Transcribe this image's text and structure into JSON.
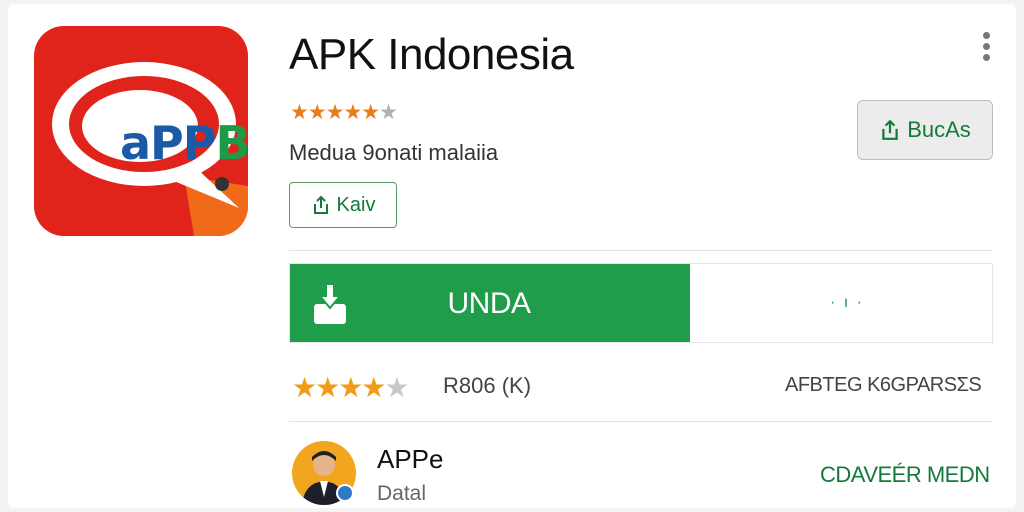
{
  "app": {
    "title": "APK Indonesia",
    "subtitle": "Medua 9onati malaiia",
    "icon_label_blue": "aPP",
    "icon_label_green": "B",
    "header_rating_filled": 5,
    "header_rating_total": 6
  },
  "buttons": {
    "kaiv_label": "Kaiv",
    "bucas_label": "BucAs",
    "download_label": "UNDA",
    "download_progress_percent": 57
  },
  "download": {
    "progress_dots": "· ı ·"
  },
  "rating": {
    "stars_filled": 4,
    "stars_total": 5,
    "count_text": "R806 (K)",
    "related_text": "AFBTEG K6GPARSƩS"
  },
  "developer": {
    "name": "APPe",
    "subtitle": "Datal",
    "contact_label": "CDAVEÉR MEDN"
  },
  "colors": {
    "primary_green": "#1f9d4b",
    "icon_red": "#e0241b",
    "star_orange": "#f29b17"
  },
  "icons": {
    "menu": "more-vert-icon",
    "share": "share-icon",
    "download": "download-icon"
  }
}
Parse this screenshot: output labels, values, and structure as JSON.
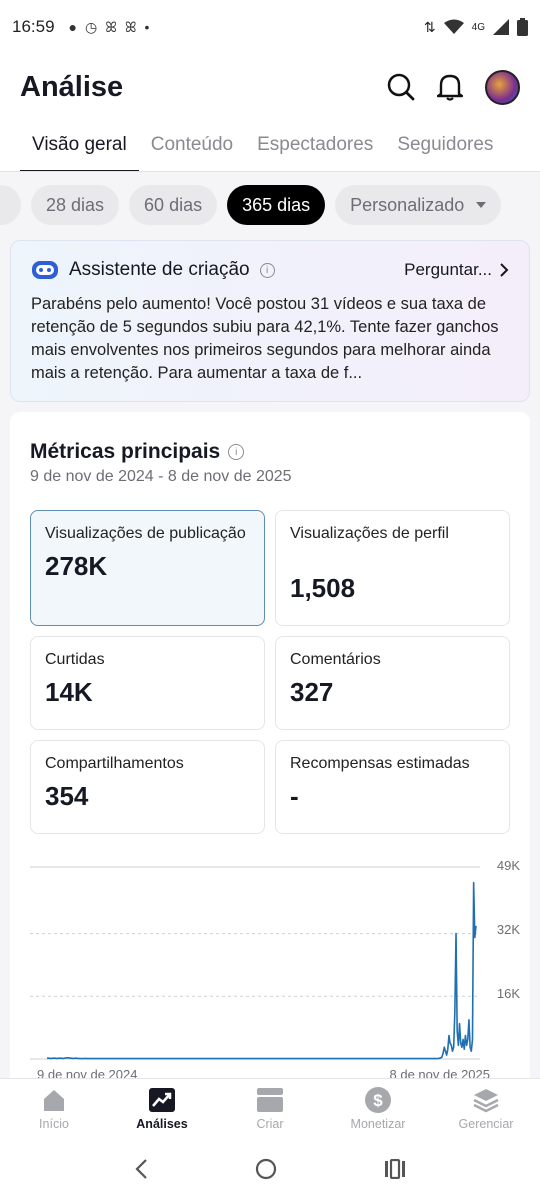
{
  "status_bar": {
    "time": "16:59",
    "network": "4G"
  },
  "header": {
    "title": "Análise"
  },
  "tabs": [
    "Visão geral",
    "Conteúdo",
    "Espectadores",
    "Seguidores"
  ],
  "chips": [
    "28 dias",
    "60 dias",
    "365 dias",
    "Personalizado"
  ],
  "assistant": {
    "title": "Assistente de criação",
    "ask_label": "Perguntar...",
    "message": "Parabéns pelo aumento! Você postou 31 vídeos e sua taxa de retenção de 5 segundos subiu para 42,1%. Tente fazer ganchos mais envolventes nos primeiros segundos para melhorar ainda mais a retenção. Para aumentar a taxa de f..."
  },
  "metrics": {
    "title": "Métricas principais",
    "date_range": "9 de nov de 2024 - 8 de nov de 2025",
    "items": [
      {
        "label": "Visualizações de publicação",
        "value": "278K"
      },
      {
        "label": "Visualizações de perfil",
        "value": "1,508"
      },
      {
        "label": "Curtidas",
        "value": "14K"
      },
      {
        "label": "Comentários",
        "value": "327"
      },
      {
        "label": "Compartilhamentos",
        "value": "354"
      },
      {
        "label": "Recompensas estimadas",
        "value": "-"
      }
    ]
  },
  "chart_data": {
    "type": "line",
    "y_ticks": [
      "49K",
      "32K",
      "16K"
    ],
    "x_labels": [
      "9 de nov de 2024",
      "8 de nov de 2025"
    ],
    "ylim": [
      0,
      49000
    ],
    "color": "#1f6fb2",
    "series": [
      {
        "values": [
          200,
          200,
          200,
          150,
          150,
          200,
          200,
          200,
          150,
          150,
          200,
          200,
          200,
          150,
          150,
          200,
          250,
          300,
          300,
          250,
          200,
          200,
          150,
          150,
          200,
          200,
          150,
          150,
          100,
          100,
          100,
          100,
          150,
          150,
          100,
          100,
          100,
          100,
          100,
          100,
          100,
          100,
          100,
          100,
          100,
          100,
          100,
          100,
          100,
          100,
          100,
          100,
          100,
          100,
          100,
          100,
          100,
          100,
          100,
          100,
          100,
          100,
          100,
          100,
          100,
          100,
          100,
          100,
          100,
          100,
          100,
          100,
          100,
          100,
          100,
          100,
          100,
          100,
          100,
          100,
          100,
          100,
          100,
          100,
          100,
          100,
          100,
          100,
          100,
          100,
          100,
          100,
          100,
          100,
          100,
          100,
          100,
          100,
          100,
          100,
          100,
          100,
          100,
          100,
          100,
          100,
          100,
          100,
          100,
          100,
          100,
          100,
          100,
          100,
          100,
          100,
          100,
          100,
          100,
          100,
          100,
          100,
          100,
          100,
          100,
          100,
          100,
          100,
          100,
          100,
          100,
          100,
          100,
          100,
          100,
          100,
          100,
          100,
          100,
          100,
          100,
          100,
          100,
          100,
          100,
          100,
          100,
          100,
          100,
          100,
          100,
          100,
          100,
          100,
          100,
          100,
          100,
          100,
          100,
          100,
          100,
          100,
          100,
          100,
          100,
          100,
          100,
          100,
          100,
          100,
          100,
          100,
          100,
          100,
          100,
          100,
          100,
          100,
          100,
          100,
          100,
          100,
          100,
          100,
          100,
          100,
          100,
          100,
          100,
          100,
          100,
          100,
          100,
          100,
          100,
          100,
          100,
          100,
          100,
          100,
          100,
          100,
          100,
          100,
          100,
          100,
          100,
          100,
          100,
          100,
          100,
          100,
          100,
          100,
          100,
          100,
          100,
          100,
          100,
          100,
          100,
          100,
          100,
          100,
          100,
          100,
          100,
          100,
          100,
          100,
          100,
          100,
          100,
          100,
          100,
          100,
          100,
          100,
          100,
          100,
          100,
          100,
          100,
          100,
          100,
          100,
          100,
          100,
          100,
          100,
          100,
          100,
          100,
          100,
          100,
          100,
          100,
          100,
          100,
          100,
          100,
          100,
          100,
          100,
          100,
          100,
          100,
          100,
          100,
          100,
          100,
          100,
          100,
          100,
          100,
          100,
          100,
          100,
          100,
          100,
          100,
          100,
          100,
          100,
          100,
          100,
          100,
          100,
          100,
          100,
          100,
          100,
          100,
          100,
          100,
          100,
          100,
          100,
          100,
          100,
          100,
          100,
          100,
          100,
          100,
          100,
          100,
          100,
          100,
          100,
          100,
          100,
          100,
          100,
          100,
          100,
          100,
          100,
          100,
          100,
          100,
          100,
          100,
          100,
          100,
          100,
          100,
          100,
          100,
          100,
          100,
          100,
          100,
          150,
          200,
          300,
          500,
          1500,
          3000,
          2000,
          1000,
          2500,
          6000,
          4000,
          3500,
          2000,
          3000,
          12000,
          32000,
          7000,
          3500,
          9000,
          4000,
          3000,
          5000,
          2500,
          6000,
          3500,
          5000,
          10000,
          3000,
          2000,
          5000,
          45000,
          31000,
          34000
        ]
      }
    ]
  },
  "bottom_nav": [
    "Início",
    "Análises",
    "Criar",
    "Monetizar",
    "Gerenciar"
  ]
}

## Work instructions
Leave the images out and output the remaining material exactly as it stands.

## Exercise solution
Transcribe this image's text and structure into JSON.
{
  "app": {
    "title": "APK Indonesia",
    "subtitle": "Medua 9onati malaiia",
    "icon_label_blue": "aPP",
    "icon_label_green": "B",
    "header_rating_filled": 5,
    "header_rating_total": 6
  },
  "buttons": {
    "kaiv_label": "Kaiv",
    "bucas_label": "BucAs",
    "download_label": "UNDA",
    "download_progress_percent": 57
  },
  "download": {
    "progress_dots": "· ı ·"
  },
  "rating": {
    "stars_filled": 4,
    "stars_total": 5,
    "count_text": "R806 (K)",
    "related_text": "AFBTEG K6GPARSƩS"
  },
  "developer": {
    "name": "APPe",
    "subtitle": "Datal",
    "contact_label": "CDAVEÉR MEDN"
  },
  "colors": {
    "primary_green": "#1f9d4b",
    "icon_red": "#e0241b",
    "star_orange": "#f29b17"
  },
  "icons": {
    "menu": "more-vert-icon",
    "share": "share-icon",
    "download": "download-icon"
  }
}
Parse this screenshot: output labels, values, and structure as JSON.
{
  "status_bar": {
    "time": "16:59",
    "network": "4G"
  },
  "header": {
    "title": "Análise"
  },
  "tabs": [
    "Visão geral",
    "Conteúdo",
    "Espectadores",
    "Seguidores"
  ],
  "chips": [
    "28 dias",
    "60 dias",
    "365 dias",
    "Personalizado"
  ],
  "assistant": {
    "title": "Assistente de criação",
    "ask_label": "Perguntar...",
    "message": "Parabéns pelo aumento! Você postou 31 vídeos e sua taxa de retenção de 5 segundos subiu para 42,1%. Tente fazer ganchos mais envolventes nos primeiros segundos para melhorar ainda mais a retenção. Para aumentar a taxa de f..."
  },
  "metrics": {
    "title": "Métricas principais",
    "date_range": "9 de nov de 2024 - 8 de nov de 2025",
    "items": [
      {
        "label": "Visualizações de publicação",
        "value": "278K"
      },
      {
        "label": "Visualizações de perfil",
        "value": "1,508"
      },
      {
        "label": "Curtidas",
        "value": "14K"
      },
      {
        "label": "Comentários",
        "value": "327"
      },
      {
        "label": "Compartilhamentos",
        "value": "354"
      },
      {
        "label": "Recompensas estimadas",
        "value": "-"
      }
    ]
  },
  "chart_data": {
    "type": "line",
    "y_ticks": [
      "49K",
      "32K",
      "16K"
    ],
    "x_labels": [
      "9 de nov de 2024",
      "8 de nov de 2025"
    ],
    "ylim": [
      0,
      49000
    ],
    "color": "#1f6fb2",
    "series": [
      {
        "values": [
          200,
          200,
          200,
          150,
          150,
          200,
          200,
          200,
          150,
          150,
          200,
          200,
          200,
          150,
          150,
          200,
          250,
          300,
          300,
          250,
          200,
          200,
          150,
          150,
          200,
          200,
          150,
          150,
          100,
          100,
          100,
          100,
          150,
          150,
          100,
          100,
          100,
          100,
          100,
          100,
          100,
          100,
          100,
          100,
          100,
          100,
          100,
          100,
          100,
          100,
          100,
          100,
          100,
          100,
          100,
          100,
          100,
          100,
          100,
          100,
          100,
          100,
          100,
          100,
          100,
          100,
          100,
          100,
          100,
          100,
          100,
          100,
          100,
          100,
          100,
          100,
          100,
          100,
          100,
          100,
          100,
          100,
          100,
          100,
          100,
          100,
          100,
          100,
          100,
          100,
          100,
          100,
          100,
          100,
          100,
          100,
          100,
          100,
          100,
          100,
          100,
          100,
          100,
          100,
          100,
          100,
          100,
          100,
          100,
          100,
          100,
          100,
          100,
          100,
          100,
          100,
          100,
          100,
          100,
          100,
          100,
          100,
          100,
          100,
          100,
          100,
          100,
          100,
          100,
          100,
          100,
          100,
          100,
          100,
          100,
          100,
          100,
          100,
          100,
          100,
          100,
          100,
          100,
          100,
          100,
          100,
          100,
          100,
          100,
          100,
          100,
          100,
          100,
          100,
          100,
          100,
          100,
          100,
          100,
          100,
          100,
          100,
          100,
          100,
          100,
          100,
          100,
          100,
          100,
          100,
          100,
          100,
          100,
          100,
          100,
          100,
          100,
          100,
          100,
          100,
          100,
          100,
          100,
          100,
          100,
          100,
          100,
          100,
          100,
          100,
          100,
          100,
          100,
          100,
          100,
          100,
          100,
          100,
          100,
          100,
          100,
          100,
          100,
          100,
          100,
          100,
          100,
          100,
          100,
          100,
          100,
          100,
          100,
          100,
          100,
          100,
          100,
          100,
          100,
          100,
          100,
          100,
          100,
          100,
          100,
          100,
          100,
          100,
          100,
          100,
          100,
          100,
          100,
          100,
          100,
          100,
          100,
          100,
          100,
          100,
          100,
          100,
          100,
          100,
          100,
          100,
          100,
          100,
          100,
          100,
          100,
          100,
          100,
          100,
          100,
          100,
          100,
          100,
          100,
          100,
          100,
          100,
          100,
          100,
          100,
          100,
          100,
          100,
          100,
          100,
          100,
          100,
          100,
          100,
          100,
          100,
          100,
          100,
          100,
          100,
          100,
          100,
          100,
          100,
          100,
          100,
          100,
          100,
          100,
          100,
          100,
          100,
          100,
          100,
          100,
          100,
          100,
          100,
          100,
          100,
          100,
          100,
          100,
          100,
          100,
          100,
          100,
          100,
          100,
          100,
          100,
          100,
          100,
          100,
          100,
          100,
          100,
          100,
          100,
          100,
          100,
          100,
          100,
          100,
          100,
          100,
          100,
          100,
          100,
          100,
          100,
          100,
          100,
          150,
          200,
          300,
          500,
          1500,
          3000,
          2000,
          1000,
          2500,
          6000,
          4000,
          3500,
          2000,
          3000,
          12000,
          32000,
          7000,
          3500,
          9000,
          4000,
          3000,
          5000,
          2500,
          6000,
          3500,
          5000,
          10000,
          3000,
          2000,
          5000,
          45000,
          31000,
          34000
        ]
      }
    ]
  },
  "bottom_nav": [
    "Início",
    "Análises",
    "Criar",
    "Monetizar",
    "Gerenciar"
  ]
}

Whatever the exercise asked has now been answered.